_Exercise directions_
Locate each line with the string "JSON" in the listing below and copy it.

________________________

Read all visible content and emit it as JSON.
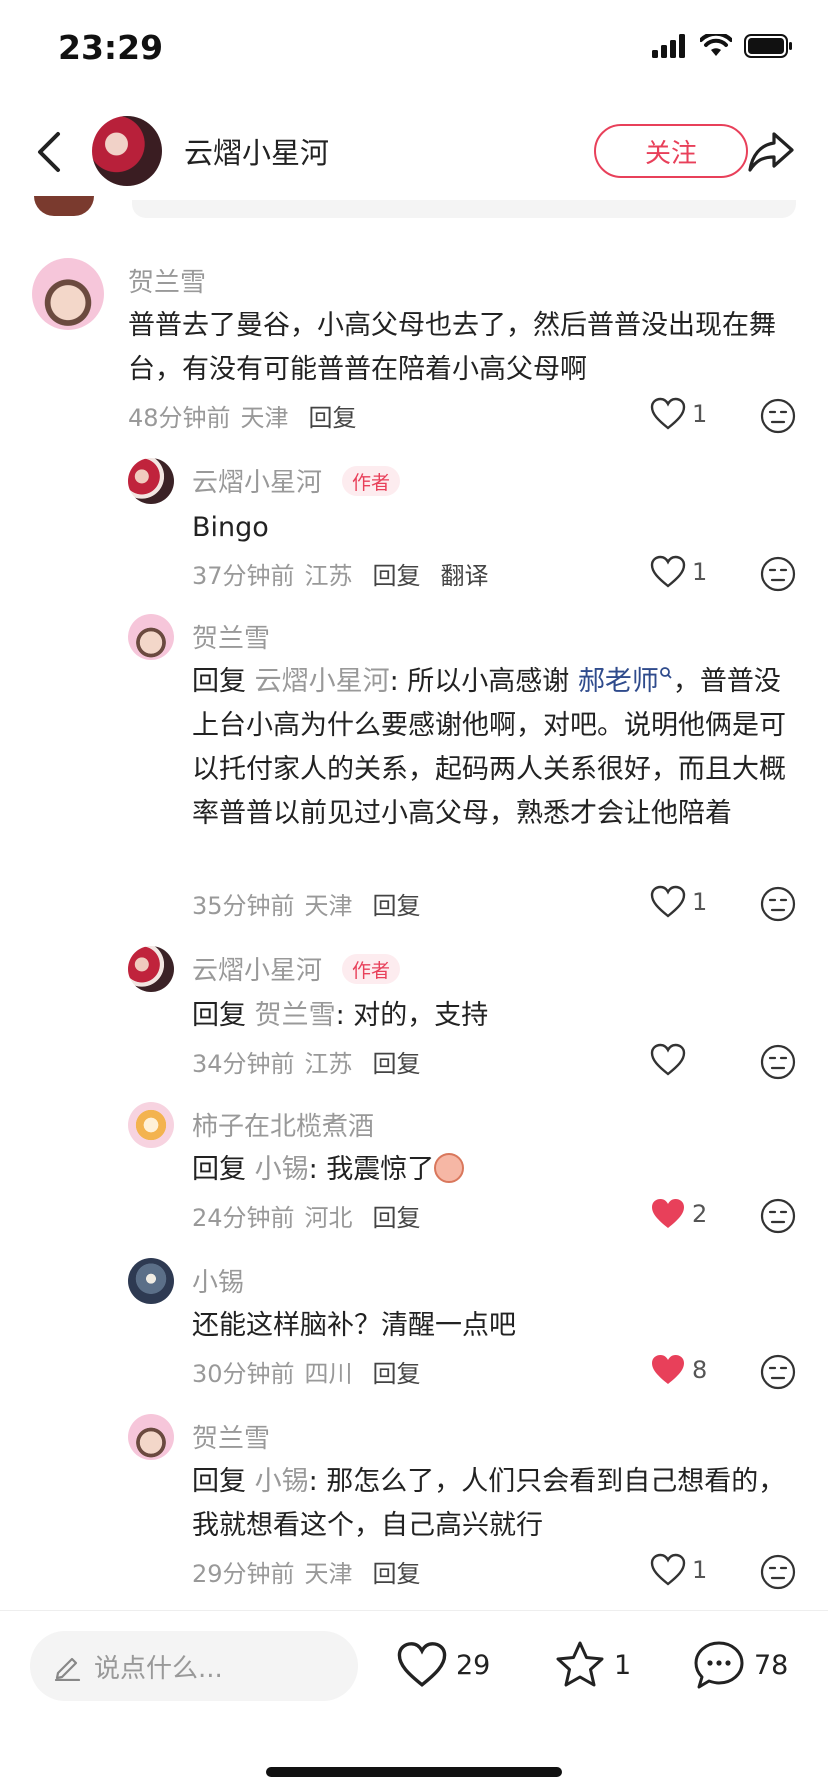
{
  "status_bar": {
    "time": "23:29"
  },
  "header": {
    "title": "云熠小星河",
    "follow_label": "关注"
  },
  "comments": [
    {
      "name": "贺兰雪",
      "text": "普普去了曼谷，小高父母也去了，然后普普没出现在舞台，有没有可能普普在陪着小高父母啊",
      "time": "48分钟前",
      "location": "天津",
      "reply_label": "回复",
      "likes": "1",
      "liked": false
    },
    {
      "name": "云熠小星河",
      "author_tag": "作者",
      "text": "Bingo",
      "time": "37分钟前",
      "location": "江苏",
      "reply_label": "回复",
      "translate_label": "翻译",
      "likes": "1",
      "liked": false
    },
    {
      "name": "贺兰雪",
      "reply_prefix": "回复",
      "reply_to": "云熠小星河",
      "text_before_link": "所以小高感谢 ",
      "link": "郝老师",
      "text_after_link": "，普普没上台小高为什么要感谢他啊，对吧。说明他俩是可以托付家人的关系，起码两人关系很好，而且大概率普普以前见过小高父母，熟悉才会让他陪着",
      "time": "35分钟前",
      "location": "天津",
      "reply_label": "回复",
      "likes": "1",
      "liked": false
    },
    {
      "name": "云熠小星河",
      "author_tag": "作者",
      "reply_prefix": "回复",
      "reply_to": "贺兰雪",
      "text": "对的，支持",
      "time": "34分钟前",
      "location": "江苏",
      "reply_label": "回复",
      "likes": "",
      "liked": false
    },
    {
      "name": "柿子在北榄煮酒",
      "reply_prefix": "回复",
      "reply_to": "小锡",
      "text": "我震惊了",
      "time": "24分钟前",
      "location": "河北",
      "reply_label": "回复",
      "likes": "2",
      "liked": true
    },
    {
      "name": "小锡",
      "text": "还能这样脑补？清醒一点吧",
      "time": "30分钟前",
      "location": "四川",
      "reply_label": "回复",
      "likes": "8",
      "liked": true
    },
    {
      "name": "贺兰雪",
      "reply_prefix": "回复",
      "reply_to": "小锡",
      "text": "那怎么了，人们只会看到自己想看的，我就想看这个，自己高兴就行",
      "time": "29分钟前",
      "location": "天津",
      "reply_label": "回复",
      "likes": "1",
      "liked": false
    }
  ],
  "bottom_bar": {
    "input_placeholder": "说点什么...",
    "like_count": "29",
    "star_count": "1",
    "comment_count": "78"
  },
  "colors": {
    "accent": "#e8405a",
    "link": "#2f4b8c",
    "muted": "#999999"
  }
}
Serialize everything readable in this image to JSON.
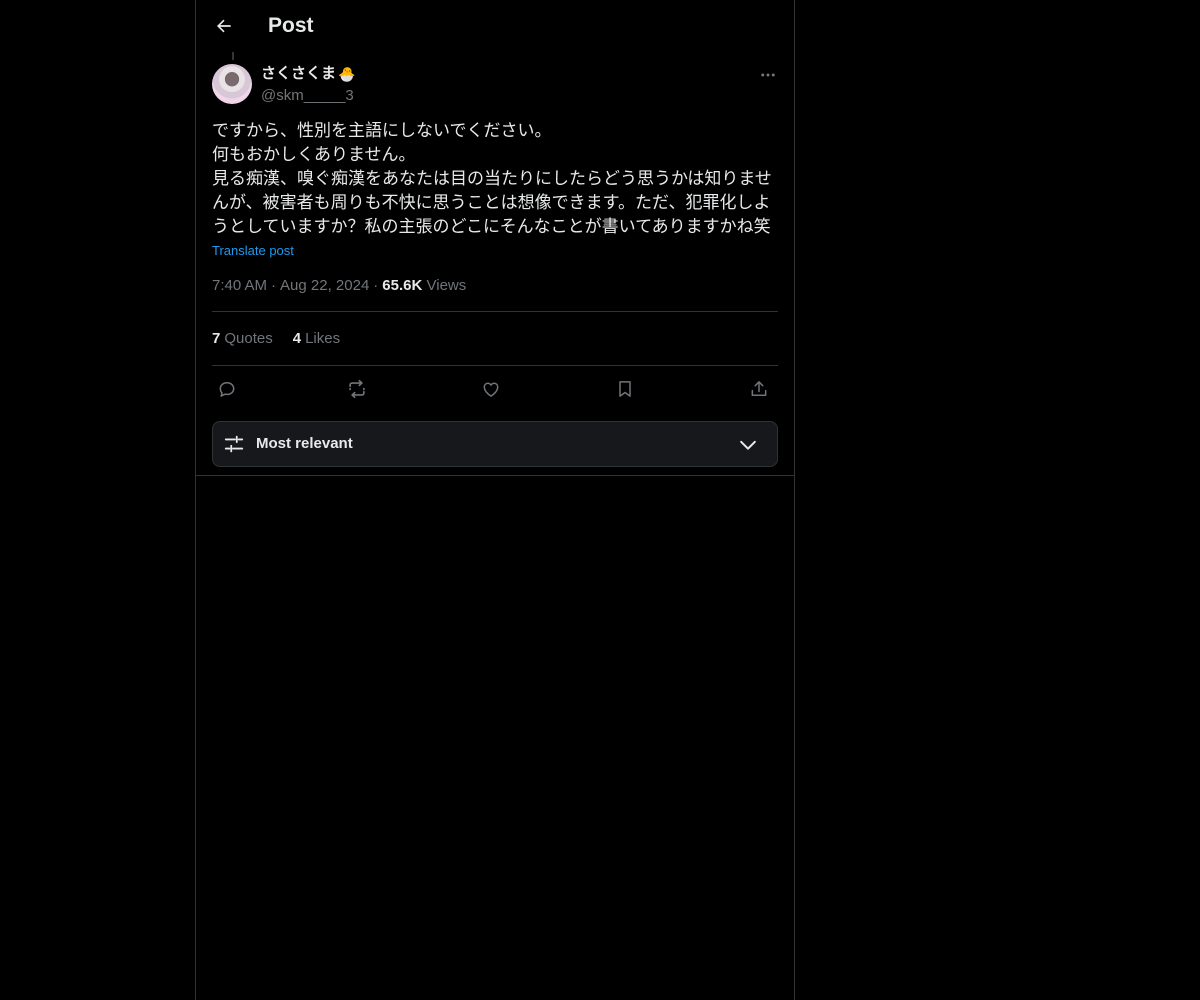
{
  "header": {
    "title": "Post"
  },
  "post": {
    "display_name": "さくさくま",
    "name_emoji": "🐣",
    "handle": "@skm_____3",
    "text": "ですから、性別を主語にしないでください。\n何もおかしくありません。\n見る痴漢、嗅ぐ痴漢をあなたは目の当たりにしたらどう思うかは知りませんが、被害者も周りも不快に思うことは想像できます。ただ、犯罪化しようとしていますか？私の主張のどこにそんなことが書いてありますかね笑",
    "translate_label": "Translate post",
    "time": "7:40 AM",
    "date": "Aug 22, 2024",
    "views_count": "65.6K",
    "views_label": "Views",
    "separator": "·"
  },
  "stats": {
    "quotes_count": "7",
    "quotes_label": "Quotes",
    "likes_count": "4",
    "likes_label": "Likes"
  },
  "sort": {
    "label": "Most relevant"
  },
  "colors": {
    "background": "#000000",
    "text_primary": "#e7e9ea",
    "text_secondary": "#71767b",
    "accent": "#1d9bf0",
    "border": "#2f3336"
  }
}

________________________

_Finished task_
Read all visible content and emit it as JSON.
Serialize everything readable in this image to JSON.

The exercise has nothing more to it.